Ricopia parola per parola le righe dei record che vanno dall'inizio fino alla riga con "subnav-divider [1647,58,1649,96]", compresa quest'ultima.

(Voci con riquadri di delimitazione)
++++++
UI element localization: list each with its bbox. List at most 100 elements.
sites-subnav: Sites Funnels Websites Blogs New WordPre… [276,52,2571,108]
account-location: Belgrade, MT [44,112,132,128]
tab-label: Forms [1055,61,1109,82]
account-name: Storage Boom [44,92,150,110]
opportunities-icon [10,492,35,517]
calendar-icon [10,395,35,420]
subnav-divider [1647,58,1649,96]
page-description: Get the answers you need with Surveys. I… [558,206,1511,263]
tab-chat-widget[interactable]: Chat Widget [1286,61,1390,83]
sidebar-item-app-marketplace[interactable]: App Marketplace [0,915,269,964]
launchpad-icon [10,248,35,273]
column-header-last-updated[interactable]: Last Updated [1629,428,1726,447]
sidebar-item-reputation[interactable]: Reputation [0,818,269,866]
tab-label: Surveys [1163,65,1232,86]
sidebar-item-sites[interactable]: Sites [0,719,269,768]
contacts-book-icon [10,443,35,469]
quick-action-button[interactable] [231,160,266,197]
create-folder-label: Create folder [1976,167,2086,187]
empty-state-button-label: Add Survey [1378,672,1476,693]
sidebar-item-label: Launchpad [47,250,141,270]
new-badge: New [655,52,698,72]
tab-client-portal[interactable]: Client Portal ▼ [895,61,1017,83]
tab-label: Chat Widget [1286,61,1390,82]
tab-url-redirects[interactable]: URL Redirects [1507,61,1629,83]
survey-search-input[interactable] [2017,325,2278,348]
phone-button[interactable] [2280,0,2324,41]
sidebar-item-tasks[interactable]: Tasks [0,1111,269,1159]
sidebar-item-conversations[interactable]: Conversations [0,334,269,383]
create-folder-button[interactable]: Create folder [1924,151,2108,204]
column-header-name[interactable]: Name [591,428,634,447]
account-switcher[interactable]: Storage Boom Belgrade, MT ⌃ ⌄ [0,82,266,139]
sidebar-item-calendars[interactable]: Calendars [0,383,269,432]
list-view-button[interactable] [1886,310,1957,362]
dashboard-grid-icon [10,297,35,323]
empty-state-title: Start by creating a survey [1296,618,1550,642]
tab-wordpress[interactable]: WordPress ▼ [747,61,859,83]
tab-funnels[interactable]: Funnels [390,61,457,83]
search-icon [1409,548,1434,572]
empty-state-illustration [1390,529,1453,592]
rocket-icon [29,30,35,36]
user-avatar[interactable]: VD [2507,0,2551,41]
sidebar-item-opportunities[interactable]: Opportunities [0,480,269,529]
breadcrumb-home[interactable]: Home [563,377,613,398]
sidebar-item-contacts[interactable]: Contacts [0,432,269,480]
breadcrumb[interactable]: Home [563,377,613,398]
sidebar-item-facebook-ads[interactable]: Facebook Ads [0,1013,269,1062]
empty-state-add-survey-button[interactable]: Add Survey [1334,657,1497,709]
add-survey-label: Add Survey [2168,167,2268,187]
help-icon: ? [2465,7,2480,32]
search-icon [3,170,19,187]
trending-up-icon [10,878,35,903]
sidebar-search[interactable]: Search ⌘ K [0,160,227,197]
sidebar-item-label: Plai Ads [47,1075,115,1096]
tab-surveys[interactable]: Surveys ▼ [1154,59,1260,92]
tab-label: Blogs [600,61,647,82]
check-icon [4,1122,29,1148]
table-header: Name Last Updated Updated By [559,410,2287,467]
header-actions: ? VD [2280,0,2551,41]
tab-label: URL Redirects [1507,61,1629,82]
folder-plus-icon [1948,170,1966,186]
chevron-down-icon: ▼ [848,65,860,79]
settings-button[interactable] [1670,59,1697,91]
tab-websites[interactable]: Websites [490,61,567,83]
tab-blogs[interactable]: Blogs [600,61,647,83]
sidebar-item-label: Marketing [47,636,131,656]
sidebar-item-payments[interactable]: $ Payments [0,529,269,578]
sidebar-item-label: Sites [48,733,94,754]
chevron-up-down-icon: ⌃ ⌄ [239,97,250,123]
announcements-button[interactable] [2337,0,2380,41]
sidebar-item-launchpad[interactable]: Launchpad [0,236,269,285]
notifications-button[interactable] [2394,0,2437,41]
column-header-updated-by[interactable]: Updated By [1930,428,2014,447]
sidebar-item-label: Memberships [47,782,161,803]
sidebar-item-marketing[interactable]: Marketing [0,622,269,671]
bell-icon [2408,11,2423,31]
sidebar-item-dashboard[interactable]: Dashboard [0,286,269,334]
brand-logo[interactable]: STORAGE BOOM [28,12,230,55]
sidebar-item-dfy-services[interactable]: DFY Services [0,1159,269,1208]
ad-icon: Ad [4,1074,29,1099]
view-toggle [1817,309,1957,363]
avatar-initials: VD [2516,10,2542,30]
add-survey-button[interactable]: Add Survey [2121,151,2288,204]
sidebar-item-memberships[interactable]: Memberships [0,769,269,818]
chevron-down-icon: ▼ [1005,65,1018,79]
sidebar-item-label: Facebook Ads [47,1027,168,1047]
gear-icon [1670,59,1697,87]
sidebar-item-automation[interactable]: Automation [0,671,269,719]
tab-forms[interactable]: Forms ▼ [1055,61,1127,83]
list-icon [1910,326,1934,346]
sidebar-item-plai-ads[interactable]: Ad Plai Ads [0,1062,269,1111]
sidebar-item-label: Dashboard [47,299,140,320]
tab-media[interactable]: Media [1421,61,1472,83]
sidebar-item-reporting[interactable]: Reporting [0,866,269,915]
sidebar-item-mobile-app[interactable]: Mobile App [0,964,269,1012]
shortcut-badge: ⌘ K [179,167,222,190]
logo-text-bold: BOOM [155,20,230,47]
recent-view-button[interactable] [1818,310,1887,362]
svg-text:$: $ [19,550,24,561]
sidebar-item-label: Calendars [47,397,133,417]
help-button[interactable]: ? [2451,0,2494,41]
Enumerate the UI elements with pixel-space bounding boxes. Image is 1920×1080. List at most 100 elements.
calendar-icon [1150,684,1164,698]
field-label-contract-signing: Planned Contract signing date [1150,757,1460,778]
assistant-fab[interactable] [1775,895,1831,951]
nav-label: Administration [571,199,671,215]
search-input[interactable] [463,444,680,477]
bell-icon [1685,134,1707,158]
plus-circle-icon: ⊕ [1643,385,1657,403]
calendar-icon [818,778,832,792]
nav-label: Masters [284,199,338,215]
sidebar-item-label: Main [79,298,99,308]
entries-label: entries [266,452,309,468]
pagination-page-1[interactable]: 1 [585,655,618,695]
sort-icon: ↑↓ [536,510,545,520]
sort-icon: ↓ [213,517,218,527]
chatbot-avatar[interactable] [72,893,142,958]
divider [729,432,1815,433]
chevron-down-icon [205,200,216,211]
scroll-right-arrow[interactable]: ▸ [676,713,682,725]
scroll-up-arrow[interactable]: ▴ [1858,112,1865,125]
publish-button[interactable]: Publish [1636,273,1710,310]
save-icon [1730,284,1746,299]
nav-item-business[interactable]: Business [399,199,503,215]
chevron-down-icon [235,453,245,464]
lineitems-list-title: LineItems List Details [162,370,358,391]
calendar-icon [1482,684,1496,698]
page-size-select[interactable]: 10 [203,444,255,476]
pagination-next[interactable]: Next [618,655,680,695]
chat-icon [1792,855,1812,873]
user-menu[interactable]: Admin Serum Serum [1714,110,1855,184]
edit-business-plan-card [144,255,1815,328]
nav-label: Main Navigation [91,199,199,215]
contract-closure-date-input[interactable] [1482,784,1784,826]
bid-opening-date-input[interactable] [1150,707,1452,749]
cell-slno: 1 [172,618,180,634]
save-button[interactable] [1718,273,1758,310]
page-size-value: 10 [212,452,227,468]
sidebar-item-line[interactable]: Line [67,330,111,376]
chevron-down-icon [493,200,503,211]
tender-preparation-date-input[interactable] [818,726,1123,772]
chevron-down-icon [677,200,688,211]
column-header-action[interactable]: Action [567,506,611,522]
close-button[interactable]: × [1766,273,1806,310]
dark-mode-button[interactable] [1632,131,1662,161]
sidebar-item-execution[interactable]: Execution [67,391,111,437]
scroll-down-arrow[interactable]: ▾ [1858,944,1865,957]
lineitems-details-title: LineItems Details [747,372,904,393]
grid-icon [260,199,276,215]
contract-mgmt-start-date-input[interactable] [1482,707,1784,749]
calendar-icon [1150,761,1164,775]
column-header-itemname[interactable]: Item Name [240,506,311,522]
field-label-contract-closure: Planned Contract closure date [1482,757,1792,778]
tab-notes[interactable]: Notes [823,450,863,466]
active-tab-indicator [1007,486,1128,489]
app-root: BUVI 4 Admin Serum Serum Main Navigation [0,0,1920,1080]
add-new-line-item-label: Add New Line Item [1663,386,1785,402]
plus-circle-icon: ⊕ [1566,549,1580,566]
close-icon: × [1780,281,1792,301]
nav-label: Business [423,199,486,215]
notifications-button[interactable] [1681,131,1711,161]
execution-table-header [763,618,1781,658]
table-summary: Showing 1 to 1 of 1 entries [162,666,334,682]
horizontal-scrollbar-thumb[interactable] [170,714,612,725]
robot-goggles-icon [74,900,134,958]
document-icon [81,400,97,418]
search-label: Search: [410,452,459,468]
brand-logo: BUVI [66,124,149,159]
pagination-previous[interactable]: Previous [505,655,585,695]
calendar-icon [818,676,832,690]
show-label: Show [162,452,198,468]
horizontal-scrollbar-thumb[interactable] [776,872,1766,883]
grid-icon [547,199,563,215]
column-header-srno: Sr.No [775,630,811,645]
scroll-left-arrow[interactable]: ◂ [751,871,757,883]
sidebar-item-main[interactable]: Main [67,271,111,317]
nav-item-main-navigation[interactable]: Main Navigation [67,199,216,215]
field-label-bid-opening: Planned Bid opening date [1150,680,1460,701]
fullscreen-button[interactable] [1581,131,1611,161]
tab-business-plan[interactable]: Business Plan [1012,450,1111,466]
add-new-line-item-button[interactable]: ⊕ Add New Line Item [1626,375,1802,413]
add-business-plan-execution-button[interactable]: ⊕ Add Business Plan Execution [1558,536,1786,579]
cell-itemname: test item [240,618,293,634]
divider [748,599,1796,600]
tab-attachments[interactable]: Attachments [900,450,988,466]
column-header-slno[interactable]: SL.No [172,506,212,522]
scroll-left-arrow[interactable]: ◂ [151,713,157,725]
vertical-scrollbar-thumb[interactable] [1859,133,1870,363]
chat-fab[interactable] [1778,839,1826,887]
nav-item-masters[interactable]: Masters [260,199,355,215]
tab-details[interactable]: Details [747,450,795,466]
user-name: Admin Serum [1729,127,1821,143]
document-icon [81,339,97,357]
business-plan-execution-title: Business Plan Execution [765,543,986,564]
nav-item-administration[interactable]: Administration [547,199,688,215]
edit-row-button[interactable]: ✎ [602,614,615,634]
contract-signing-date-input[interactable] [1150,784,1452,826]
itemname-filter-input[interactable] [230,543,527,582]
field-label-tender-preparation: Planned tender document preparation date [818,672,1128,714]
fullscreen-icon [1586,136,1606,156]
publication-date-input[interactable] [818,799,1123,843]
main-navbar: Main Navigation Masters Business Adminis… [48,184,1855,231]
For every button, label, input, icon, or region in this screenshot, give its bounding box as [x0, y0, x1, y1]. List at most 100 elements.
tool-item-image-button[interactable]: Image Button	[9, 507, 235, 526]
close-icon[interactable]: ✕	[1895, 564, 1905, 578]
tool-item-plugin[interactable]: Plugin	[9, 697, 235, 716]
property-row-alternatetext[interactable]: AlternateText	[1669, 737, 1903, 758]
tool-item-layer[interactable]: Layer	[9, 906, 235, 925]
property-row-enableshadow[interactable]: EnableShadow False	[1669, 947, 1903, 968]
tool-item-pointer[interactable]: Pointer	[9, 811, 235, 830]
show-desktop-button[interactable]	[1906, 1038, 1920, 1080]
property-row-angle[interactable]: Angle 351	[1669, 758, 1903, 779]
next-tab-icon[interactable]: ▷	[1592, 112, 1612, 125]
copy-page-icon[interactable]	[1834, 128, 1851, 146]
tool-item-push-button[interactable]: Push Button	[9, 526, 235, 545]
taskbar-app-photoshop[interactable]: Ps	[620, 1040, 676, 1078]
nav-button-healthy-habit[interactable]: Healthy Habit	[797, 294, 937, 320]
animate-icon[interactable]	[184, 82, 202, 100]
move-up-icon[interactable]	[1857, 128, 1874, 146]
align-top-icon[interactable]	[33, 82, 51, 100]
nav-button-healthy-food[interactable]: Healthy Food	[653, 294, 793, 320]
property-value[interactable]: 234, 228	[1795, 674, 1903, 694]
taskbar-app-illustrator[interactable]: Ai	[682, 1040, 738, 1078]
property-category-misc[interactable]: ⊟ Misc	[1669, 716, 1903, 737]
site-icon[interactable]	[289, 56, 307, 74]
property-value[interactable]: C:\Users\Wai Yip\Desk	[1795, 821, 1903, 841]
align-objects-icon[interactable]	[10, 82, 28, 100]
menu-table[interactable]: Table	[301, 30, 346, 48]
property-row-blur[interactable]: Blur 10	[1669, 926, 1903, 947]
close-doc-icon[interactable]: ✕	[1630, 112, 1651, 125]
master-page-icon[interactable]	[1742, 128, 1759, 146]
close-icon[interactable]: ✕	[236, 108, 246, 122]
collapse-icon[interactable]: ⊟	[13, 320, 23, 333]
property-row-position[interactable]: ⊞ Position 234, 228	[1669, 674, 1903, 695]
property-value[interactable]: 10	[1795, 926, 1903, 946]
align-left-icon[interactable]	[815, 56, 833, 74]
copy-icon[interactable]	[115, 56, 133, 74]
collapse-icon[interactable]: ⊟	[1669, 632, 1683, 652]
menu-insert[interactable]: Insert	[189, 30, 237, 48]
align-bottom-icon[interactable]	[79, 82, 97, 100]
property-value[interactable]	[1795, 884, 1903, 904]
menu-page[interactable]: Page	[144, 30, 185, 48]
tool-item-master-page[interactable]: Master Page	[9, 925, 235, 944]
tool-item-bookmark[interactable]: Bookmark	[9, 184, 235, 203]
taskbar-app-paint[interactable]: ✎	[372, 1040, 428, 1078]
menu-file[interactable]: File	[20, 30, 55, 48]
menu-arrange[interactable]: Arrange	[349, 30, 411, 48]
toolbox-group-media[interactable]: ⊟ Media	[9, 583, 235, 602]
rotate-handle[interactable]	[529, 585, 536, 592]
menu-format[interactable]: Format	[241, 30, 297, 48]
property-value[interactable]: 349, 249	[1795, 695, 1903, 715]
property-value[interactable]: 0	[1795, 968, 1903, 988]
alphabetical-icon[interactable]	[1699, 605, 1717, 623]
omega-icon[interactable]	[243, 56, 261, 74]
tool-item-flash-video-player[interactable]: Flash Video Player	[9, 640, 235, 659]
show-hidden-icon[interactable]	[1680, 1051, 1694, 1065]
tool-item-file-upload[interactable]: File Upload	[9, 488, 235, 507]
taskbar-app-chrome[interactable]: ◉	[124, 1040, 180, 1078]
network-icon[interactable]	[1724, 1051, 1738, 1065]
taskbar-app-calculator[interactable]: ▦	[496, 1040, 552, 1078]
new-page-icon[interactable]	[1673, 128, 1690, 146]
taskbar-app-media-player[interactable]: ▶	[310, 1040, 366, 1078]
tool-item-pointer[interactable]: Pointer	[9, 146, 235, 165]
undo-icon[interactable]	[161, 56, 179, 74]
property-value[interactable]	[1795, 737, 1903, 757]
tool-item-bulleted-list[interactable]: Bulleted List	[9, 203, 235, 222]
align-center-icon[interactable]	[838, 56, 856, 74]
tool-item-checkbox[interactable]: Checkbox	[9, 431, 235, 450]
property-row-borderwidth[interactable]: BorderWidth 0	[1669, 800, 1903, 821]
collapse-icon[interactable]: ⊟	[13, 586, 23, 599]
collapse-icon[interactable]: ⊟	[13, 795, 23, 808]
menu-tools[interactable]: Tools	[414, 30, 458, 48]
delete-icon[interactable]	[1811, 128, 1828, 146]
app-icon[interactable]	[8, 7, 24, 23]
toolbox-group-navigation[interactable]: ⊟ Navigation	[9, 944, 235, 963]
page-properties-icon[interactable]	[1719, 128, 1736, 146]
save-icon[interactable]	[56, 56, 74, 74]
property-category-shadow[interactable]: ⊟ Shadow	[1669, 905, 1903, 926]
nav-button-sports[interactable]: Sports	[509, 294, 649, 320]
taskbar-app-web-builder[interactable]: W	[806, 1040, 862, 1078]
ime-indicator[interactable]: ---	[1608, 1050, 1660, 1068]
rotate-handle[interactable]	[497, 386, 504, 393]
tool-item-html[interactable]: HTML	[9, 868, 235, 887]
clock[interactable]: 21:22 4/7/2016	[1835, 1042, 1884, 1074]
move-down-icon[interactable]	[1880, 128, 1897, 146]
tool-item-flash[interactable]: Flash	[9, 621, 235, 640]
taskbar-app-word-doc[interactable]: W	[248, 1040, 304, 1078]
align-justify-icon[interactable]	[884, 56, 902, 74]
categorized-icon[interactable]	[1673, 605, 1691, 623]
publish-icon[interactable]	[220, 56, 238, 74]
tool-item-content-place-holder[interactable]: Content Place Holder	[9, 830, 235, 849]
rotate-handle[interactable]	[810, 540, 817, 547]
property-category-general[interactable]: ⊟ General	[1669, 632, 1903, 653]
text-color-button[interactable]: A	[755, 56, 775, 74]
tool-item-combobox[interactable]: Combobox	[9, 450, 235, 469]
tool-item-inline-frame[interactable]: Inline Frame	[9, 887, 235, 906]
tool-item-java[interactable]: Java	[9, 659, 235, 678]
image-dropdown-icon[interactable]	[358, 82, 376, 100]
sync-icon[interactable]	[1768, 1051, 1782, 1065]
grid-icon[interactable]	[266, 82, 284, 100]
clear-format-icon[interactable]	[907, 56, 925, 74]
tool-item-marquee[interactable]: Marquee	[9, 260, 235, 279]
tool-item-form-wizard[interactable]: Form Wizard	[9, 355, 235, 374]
++++++
RISPOSTA COMPLETA ▸
UI element localization: list each with its bbox. List at most 100 elements.
sites-subnav: Sites Funnels Websites Blogs New WordPre… [276,52,2571,108]
account-location: Belgrade, MT [44,112,132,128]
tab-label: Forms [1055,61,1109,82]
account-name: Storage Boom [44,92,150,110]
opportunities-icon [10,492,35,517]
calendar-icon [10,395,35,420]
subnav-divider [1647,58,1649,96]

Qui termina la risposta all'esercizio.